### What the task asks
Scan the entries below for the word "JSON". Copy each line that has it.

Data excerpts:
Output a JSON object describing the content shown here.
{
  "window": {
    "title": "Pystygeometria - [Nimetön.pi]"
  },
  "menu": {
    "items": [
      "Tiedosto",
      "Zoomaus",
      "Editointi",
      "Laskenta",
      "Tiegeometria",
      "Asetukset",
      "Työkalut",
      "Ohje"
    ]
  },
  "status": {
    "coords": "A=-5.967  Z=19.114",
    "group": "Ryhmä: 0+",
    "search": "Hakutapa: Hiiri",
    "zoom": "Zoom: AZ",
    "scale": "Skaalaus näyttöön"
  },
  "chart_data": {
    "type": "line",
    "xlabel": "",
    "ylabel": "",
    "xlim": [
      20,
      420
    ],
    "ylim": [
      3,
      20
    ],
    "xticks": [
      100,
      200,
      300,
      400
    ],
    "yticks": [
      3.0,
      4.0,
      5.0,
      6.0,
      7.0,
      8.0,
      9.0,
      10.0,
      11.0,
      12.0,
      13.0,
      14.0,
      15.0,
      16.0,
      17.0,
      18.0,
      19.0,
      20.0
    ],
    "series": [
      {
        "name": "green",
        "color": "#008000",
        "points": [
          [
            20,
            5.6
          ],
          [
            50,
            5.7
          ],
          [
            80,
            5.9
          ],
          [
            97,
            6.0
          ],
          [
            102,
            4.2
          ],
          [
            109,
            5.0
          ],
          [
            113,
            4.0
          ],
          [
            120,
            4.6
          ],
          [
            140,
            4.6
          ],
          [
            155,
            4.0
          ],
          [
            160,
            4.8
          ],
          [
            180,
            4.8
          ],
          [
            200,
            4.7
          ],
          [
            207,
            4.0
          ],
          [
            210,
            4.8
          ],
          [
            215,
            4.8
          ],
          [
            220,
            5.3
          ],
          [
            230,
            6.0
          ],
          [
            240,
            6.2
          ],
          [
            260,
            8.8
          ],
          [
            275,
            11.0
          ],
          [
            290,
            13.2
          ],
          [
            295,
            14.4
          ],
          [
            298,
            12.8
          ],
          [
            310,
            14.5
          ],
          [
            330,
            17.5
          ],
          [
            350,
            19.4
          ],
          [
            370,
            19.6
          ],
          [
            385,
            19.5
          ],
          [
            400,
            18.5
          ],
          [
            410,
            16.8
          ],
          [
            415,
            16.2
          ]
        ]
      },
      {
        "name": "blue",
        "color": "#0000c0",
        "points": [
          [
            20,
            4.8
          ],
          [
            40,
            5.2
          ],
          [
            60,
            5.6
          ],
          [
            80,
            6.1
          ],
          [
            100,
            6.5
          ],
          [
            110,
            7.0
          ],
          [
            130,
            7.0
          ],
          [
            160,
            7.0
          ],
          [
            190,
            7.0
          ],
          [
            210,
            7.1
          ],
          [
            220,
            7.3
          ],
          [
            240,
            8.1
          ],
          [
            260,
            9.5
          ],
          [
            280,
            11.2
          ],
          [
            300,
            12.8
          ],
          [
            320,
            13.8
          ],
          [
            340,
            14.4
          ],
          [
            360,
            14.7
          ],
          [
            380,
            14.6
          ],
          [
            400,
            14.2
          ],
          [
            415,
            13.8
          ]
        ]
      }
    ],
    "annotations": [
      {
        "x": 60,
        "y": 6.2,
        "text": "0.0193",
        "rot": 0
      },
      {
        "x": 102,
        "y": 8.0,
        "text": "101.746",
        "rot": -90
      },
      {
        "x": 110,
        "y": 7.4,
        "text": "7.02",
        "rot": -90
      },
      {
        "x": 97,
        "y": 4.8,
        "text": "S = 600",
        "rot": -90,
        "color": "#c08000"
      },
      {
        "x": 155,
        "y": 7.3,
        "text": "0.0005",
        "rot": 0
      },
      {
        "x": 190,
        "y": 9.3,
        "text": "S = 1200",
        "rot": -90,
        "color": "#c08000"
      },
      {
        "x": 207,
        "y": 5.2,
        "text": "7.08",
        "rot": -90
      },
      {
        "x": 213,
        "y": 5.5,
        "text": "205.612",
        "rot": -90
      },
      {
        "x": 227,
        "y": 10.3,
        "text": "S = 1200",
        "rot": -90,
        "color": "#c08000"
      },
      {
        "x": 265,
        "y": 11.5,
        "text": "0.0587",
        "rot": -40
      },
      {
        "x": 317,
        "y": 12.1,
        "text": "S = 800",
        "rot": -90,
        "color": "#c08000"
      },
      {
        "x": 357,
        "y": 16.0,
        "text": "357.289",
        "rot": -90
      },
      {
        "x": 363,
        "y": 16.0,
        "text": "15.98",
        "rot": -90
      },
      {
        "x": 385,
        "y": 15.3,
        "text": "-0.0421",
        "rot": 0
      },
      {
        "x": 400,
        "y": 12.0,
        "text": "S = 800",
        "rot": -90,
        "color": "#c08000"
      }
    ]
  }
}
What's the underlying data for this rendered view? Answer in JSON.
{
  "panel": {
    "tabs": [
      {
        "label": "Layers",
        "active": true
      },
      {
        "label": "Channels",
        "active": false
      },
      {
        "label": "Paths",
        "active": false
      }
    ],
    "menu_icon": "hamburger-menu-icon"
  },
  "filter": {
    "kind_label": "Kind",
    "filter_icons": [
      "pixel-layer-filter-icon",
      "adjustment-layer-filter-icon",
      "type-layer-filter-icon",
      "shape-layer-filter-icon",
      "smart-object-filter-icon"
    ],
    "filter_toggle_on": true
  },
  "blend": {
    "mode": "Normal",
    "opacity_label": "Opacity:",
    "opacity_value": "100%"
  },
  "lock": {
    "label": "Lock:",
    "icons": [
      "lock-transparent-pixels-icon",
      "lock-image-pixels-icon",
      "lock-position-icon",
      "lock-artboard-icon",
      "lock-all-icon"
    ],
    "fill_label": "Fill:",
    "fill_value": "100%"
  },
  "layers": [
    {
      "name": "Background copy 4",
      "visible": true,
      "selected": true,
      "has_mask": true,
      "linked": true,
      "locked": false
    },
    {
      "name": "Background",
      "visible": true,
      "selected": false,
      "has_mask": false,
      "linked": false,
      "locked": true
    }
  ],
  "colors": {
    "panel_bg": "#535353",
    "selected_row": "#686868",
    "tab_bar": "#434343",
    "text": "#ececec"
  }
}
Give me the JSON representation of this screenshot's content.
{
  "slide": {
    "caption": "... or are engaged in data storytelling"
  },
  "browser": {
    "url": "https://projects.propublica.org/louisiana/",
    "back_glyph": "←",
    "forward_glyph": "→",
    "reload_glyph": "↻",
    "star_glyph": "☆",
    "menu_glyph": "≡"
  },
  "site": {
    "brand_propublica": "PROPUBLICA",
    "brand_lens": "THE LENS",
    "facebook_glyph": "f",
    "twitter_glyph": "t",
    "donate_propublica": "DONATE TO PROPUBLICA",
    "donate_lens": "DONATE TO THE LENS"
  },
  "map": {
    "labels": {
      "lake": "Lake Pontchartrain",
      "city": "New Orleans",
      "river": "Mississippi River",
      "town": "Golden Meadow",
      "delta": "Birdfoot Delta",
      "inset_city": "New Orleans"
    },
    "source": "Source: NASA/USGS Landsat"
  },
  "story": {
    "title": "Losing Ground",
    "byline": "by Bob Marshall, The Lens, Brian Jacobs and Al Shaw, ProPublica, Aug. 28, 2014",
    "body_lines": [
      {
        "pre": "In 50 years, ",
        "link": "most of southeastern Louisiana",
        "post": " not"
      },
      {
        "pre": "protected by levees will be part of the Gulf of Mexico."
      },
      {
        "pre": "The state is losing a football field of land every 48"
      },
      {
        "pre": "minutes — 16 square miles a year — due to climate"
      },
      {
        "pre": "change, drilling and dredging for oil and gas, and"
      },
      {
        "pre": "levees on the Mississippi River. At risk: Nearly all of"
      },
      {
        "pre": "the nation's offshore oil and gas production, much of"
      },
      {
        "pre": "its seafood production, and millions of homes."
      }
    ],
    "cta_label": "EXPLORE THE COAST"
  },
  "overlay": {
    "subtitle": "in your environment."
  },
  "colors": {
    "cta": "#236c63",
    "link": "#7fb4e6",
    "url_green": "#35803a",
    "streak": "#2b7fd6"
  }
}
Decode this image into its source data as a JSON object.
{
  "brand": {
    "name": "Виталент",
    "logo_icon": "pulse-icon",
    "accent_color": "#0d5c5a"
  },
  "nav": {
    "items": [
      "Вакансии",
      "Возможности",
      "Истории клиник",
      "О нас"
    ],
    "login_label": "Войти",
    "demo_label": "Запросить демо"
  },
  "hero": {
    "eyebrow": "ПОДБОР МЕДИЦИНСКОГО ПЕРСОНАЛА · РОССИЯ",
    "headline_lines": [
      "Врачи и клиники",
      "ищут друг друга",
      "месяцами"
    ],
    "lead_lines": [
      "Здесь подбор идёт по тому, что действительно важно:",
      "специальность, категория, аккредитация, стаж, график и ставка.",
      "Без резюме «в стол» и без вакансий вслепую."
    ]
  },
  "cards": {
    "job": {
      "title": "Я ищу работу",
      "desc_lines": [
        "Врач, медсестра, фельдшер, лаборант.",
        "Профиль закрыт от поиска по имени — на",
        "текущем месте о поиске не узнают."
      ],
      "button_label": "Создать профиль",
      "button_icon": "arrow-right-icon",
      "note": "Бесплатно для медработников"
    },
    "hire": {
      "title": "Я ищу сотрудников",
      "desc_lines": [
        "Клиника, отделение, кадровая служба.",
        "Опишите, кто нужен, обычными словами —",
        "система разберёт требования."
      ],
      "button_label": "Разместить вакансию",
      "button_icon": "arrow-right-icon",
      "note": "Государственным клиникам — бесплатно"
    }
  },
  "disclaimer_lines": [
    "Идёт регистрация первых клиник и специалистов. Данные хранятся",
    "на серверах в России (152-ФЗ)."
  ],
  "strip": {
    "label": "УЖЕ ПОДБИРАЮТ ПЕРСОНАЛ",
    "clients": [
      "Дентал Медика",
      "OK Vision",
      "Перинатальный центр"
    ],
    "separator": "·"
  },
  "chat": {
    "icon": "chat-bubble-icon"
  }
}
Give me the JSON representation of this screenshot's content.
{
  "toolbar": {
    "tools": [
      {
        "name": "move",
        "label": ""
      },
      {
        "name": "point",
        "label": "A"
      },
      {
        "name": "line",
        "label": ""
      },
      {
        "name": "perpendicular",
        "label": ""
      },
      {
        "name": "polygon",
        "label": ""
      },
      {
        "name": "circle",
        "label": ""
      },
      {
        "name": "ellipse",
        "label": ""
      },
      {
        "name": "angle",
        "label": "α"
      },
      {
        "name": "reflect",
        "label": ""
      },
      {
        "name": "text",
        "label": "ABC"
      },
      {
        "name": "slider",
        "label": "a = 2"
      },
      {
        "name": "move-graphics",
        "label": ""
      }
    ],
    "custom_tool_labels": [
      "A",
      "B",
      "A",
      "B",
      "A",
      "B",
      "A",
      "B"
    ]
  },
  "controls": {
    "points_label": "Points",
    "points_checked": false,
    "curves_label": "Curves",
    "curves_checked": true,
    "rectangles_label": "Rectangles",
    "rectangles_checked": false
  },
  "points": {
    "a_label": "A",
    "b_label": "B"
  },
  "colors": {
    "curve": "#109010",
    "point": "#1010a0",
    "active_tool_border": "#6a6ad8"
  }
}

### Solution to the problem
Output a JSON object describing the content shown here.
What's the underlying data for this rendered view? Answer in JSON.
Give me the JSON representation of this screenshot's content.
Decode this image into its source data as a JSON object.
Give me the JSON representation of this screenshot's content.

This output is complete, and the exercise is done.